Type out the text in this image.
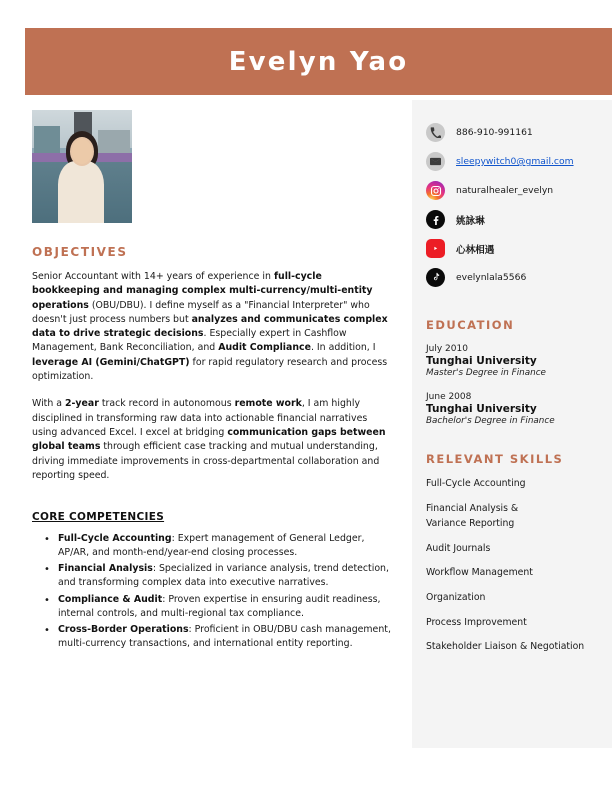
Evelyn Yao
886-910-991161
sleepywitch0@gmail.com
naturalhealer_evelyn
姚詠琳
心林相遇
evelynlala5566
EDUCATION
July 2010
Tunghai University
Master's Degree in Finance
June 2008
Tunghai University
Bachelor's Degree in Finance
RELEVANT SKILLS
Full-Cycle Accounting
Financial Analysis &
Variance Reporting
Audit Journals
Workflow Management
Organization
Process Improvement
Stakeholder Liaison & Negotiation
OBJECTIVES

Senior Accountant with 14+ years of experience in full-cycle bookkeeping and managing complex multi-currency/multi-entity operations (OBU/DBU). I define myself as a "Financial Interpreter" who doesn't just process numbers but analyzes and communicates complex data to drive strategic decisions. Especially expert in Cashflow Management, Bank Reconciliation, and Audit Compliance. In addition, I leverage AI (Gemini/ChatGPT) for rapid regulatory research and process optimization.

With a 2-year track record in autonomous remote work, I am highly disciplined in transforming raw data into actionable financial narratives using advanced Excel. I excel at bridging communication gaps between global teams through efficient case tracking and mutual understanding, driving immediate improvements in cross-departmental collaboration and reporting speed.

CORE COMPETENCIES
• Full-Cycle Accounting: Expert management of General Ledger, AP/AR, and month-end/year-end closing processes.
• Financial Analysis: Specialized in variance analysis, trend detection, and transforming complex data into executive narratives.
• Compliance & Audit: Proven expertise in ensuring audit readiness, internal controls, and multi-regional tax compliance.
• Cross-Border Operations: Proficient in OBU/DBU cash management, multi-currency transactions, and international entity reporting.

* * * * * * *

• **Problem requirements**: Omitting all images, print the listing exactly.

• **Finished exercise**:
Type out the text in this image.
Evelyn Yao
886-910-991161
sleepywitch0@gmail.com
naturalhealer_evelyn
姚詠琳
心林相遇
evelynlala5566
EDUCATION
July 2010
Tunghai University
Master's Degree in Finance
June 2008
Tunghai University
Bachelor's Degree in Finance
RELEVANT SKILLS
Full-Cycle Accounting
Financial Analysis &
Variance Reporting
Audit Journals
Workflow Management
Organization
Process Improvement
Stakeholder Liaison & Negotiation
OBJECTIVES

Senior Accountant with 14+ years of experience in full-cycle bookkeeping and managing complex multi-currency/multi-entity operations (OBU/DBU). I define myself as a "Financial Interpreter" who doesn't just process numbers but analyzes and communicates complex data to drive strategic decisions. Especially expert in Cashflow Management, Bank Reconciliation, and Audit Compliance. In addition, I leverage AI (Gemini/ChatGPT) for rapid regulatory research and process optimization.

With a 2-year track record in autonomous remote work, I am highly disciplined in transforming raw data into actionable financial narratives using advanced Excel. I excel at bridging communication gaps between global teams through efficient case tracking and mutual understanding, driving immediate improvements in cross-departmental collaboration and reporting speed.

CORE COMPETENCIES
• Full-Cycle Accounting: Expert management of General Ledger, AP/AR, and month-end/year-end closing processes.
• Financial Analysis: Specialized in variance analysis, trend detection, and transforming complex data into executive narratives.
• Compliance & Audit: Proven expertise in ensuring audit readiness, internal controls, and multi-regional tax compliance.
• Cross-Border Operations: Proficient in OBU/DBU cash management, multi-currency transactions, and international entity reporting.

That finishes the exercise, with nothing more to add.